_GOAL OF THE EXERCISE_
In the records below, pick out all lines containing the word "Salinity".

_DATASET EXCERPTS_
+++

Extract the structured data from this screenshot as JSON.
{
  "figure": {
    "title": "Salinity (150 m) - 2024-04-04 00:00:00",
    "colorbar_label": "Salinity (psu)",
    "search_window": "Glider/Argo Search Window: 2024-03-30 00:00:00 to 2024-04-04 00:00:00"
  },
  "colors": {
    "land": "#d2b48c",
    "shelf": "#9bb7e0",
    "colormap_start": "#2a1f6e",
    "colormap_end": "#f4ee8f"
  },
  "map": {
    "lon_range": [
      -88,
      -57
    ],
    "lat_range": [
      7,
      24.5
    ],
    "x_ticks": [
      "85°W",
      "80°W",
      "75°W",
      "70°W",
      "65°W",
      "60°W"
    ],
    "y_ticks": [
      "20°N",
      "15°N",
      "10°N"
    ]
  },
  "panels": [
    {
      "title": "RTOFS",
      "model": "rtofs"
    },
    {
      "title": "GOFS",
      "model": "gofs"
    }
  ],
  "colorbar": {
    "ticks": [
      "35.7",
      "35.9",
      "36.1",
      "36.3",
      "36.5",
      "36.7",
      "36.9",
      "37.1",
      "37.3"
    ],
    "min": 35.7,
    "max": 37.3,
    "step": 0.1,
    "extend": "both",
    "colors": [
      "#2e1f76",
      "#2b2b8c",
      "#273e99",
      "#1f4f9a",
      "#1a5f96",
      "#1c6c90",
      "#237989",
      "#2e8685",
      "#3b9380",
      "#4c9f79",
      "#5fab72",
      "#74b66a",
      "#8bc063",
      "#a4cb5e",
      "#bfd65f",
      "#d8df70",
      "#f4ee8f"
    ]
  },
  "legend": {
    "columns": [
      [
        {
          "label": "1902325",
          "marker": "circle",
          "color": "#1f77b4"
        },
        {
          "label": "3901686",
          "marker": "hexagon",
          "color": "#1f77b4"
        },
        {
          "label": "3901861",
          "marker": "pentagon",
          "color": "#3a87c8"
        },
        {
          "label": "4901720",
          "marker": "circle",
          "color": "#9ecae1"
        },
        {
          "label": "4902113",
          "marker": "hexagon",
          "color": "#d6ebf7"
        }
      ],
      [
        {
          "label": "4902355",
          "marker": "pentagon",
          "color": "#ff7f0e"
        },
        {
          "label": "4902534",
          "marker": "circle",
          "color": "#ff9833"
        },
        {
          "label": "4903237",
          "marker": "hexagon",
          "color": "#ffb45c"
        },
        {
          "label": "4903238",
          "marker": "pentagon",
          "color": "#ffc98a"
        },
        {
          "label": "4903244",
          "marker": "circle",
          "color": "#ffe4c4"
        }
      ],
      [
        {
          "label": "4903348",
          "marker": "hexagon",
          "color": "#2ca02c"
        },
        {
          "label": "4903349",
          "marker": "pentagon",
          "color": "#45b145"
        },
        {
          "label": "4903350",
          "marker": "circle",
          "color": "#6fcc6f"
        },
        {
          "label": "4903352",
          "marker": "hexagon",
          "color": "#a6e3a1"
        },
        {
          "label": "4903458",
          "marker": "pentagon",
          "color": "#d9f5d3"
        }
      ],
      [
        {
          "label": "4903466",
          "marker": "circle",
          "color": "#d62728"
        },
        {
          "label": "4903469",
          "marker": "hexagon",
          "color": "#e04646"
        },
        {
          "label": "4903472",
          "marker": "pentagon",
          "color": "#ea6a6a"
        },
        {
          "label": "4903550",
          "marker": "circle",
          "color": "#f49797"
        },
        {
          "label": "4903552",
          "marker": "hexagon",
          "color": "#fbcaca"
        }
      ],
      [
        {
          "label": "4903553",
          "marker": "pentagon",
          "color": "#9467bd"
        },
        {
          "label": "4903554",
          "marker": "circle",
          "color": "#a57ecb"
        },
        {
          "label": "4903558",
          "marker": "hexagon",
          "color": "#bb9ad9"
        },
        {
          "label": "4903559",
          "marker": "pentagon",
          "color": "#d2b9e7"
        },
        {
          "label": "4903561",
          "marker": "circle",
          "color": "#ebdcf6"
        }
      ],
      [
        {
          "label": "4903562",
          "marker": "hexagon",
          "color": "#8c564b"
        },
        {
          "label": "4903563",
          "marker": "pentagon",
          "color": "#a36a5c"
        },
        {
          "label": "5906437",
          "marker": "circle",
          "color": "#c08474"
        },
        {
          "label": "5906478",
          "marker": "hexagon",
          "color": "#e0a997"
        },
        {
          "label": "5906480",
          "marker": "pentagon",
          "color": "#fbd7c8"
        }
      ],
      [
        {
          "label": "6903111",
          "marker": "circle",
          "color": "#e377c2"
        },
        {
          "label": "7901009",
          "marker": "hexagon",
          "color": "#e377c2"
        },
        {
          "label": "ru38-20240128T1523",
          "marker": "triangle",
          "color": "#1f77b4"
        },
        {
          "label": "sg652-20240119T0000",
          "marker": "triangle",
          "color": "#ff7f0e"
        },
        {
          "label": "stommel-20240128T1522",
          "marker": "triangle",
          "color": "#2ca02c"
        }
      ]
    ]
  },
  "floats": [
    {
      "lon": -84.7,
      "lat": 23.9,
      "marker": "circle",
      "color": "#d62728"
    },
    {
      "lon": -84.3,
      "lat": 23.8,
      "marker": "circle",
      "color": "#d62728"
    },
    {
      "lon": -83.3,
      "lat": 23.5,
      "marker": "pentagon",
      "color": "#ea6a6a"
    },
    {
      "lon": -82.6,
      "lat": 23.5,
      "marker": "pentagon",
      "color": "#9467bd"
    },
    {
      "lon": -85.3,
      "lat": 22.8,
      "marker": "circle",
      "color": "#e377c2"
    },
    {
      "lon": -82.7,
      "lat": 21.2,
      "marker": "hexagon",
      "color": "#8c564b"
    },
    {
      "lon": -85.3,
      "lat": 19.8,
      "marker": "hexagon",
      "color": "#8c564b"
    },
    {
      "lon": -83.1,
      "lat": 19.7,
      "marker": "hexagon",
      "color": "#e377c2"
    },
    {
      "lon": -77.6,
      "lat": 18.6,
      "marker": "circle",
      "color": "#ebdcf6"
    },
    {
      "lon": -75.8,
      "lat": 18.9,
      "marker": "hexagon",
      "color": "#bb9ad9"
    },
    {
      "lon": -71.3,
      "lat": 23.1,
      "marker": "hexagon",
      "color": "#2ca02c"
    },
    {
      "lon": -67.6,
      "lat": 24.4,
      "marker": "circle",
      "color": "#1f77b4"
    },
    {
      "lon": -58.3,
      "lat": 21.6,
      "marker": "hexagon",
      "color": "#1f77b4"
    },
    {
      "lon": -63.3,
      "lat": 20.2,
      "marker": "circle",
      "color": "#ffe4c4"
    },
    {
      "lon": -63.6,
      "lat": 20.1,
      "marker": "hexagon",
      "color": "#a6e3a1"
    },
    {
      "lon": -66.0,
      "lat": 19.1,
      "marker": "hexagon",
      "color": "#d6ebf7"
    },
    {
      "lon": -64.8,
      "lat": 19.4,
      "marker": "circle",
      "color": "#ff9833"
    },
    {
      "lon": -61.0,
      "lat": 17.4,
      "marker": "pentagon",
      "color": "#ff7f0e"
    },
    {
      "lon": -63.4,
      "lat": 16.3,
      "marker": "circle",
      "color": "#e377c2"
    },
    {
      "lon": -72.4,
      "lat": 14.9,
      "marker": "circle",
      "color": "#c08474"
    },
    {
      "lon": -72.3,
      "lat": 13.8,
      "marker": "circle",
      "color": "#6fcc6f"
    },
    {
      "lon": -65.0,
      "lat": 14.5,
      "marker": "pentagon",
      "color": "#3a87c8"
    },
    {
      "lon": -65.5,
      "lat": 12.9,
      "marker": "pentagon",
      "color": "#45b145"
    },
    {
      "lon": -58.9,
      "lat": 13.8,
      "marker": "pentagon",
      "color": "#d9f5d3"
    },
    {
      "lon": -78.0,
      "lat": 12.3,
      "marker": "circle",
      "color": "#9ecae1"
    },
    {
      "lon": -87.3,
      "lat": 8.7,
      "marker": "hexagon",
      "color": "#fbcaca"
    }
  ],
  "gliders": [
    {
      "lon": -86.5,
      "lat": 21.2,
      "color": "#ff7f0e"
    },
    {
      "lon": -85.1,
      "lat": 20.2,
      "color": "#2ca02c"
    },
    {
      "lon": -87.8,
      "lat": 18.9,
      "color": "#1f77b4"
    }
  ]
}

+++

_EXERCISE RESPONSE_
    "title": "Salinity (150 m) - 2024-04-04 00:00:00",
    "colorbar_label": "Salinity (psu)",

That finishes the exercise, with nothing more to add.